» Task to carry out:
Quote every line as written. Omit pictures.

(Data records)
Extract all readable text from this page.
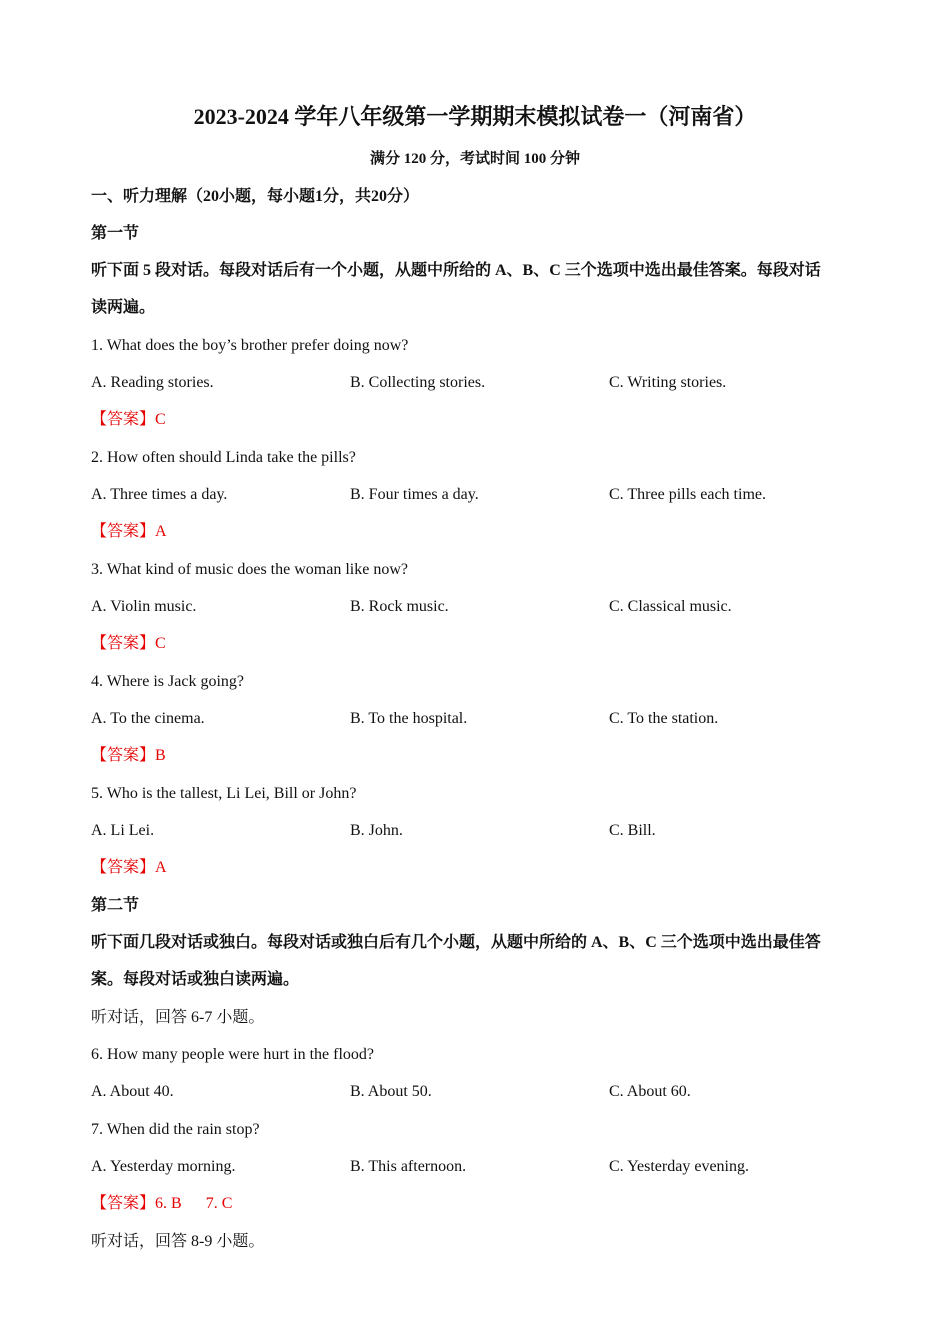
2023-2024 学年八年级第一学期期末模拟试卷一（河南省）
满分 120 分，考试时间 100 分钟
一、听力理解（20小题，每小题1分，共20分）
第一节
听下面 5 段对话。每段对话后有一个小题，从题中所给的 A、B、C 三个选项中选出最佳答案。每段对话
读两遍。
1. What does the boy’s brother prefer doing now?
A. Reading stories.	B. Collecting stories.	C. Writing stories.
【答案】C
2. How often should Linda take the pills?
A. Three times a day.	B. Four times a day.	C. Three pills each time.
【答案】A
3. What kind of music does the woman like now?
A. Violin music.	B. Rock music.	C. Classical music.
【答案】C
4. Where is Jack going?
A. To the cinema.	B. To the hospital.	C. To the station.
【答案】B
5. Who is the tallest, Li Lei, Bill or John?
A. Li Lei.	B. John.	C. Bill.
【答案】A
第二节
听下面几段对话或独白。每段对话或独白后有几个小题，从题中所给的 A、B、C 三个选项中选出最佳答
案。每段对话或独白读两遍。
听对话，回答 6-7 小题。
6. How many people were hurt in the flood?
A. About 40.	B. About 50.	C. About 60.
7. When did the rain stop?
A. Yesterday morning.	B. This afternoon.	C. Yesterday evening.
【答案】6. B 7. C
听对话，回答 8-9 小题。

» Expected answer:
Extract all readable text from this page.
2023-2024 学年八年级第一学期期末模拟试卷一（河南省）
满分 120 分，考试时间 100 分钟
一、听力理解（20小题，每小题1分，共20分）
第一节
听下面 5 段对话。每段对话后有一个小题，从题中所给的 A、B、C 三个选项中选出最佳答案。每段对话
读两遍。
1. What does the boy’s brother prefer doing now?
A. Reading stories.	B. Collecting stories.	C. Writing stories.
【答案】C
2. How often should Linda take the pills?
A. Three times a day.	B. Four times a day.	C. Three pills each time.
【答案】A
3. What kind of music does the woman like now?
A. Violin music.	B. Rock music.	C. Classical music.
【答案】C
4. Where is Jack going?
A. To the cinema.	B. To the hospital.	C. To the station.
【答案】B
5. Who is the tallest, Li Lei, Bill or John?
A. Li Lei.	B. John.	C. Bill.
【答案】A
第二节
听下面几段对话或独白。每段对话或独白后有几个小题，从题中所给的 A、B、C 三个选项中选出最佳答
案。每段对话或独白读两遍。
听对话，回答 6-7 小题。
6. How many people were hurt in the flood?
A. About 40.	B. About 50.	C. About 60.
7. When did the rain stop?
A. Yesterday morning.	B. This afternoon.	C. Yesterday evening.
【答案】6. B 7. C
听对话，回答 8-9 小题。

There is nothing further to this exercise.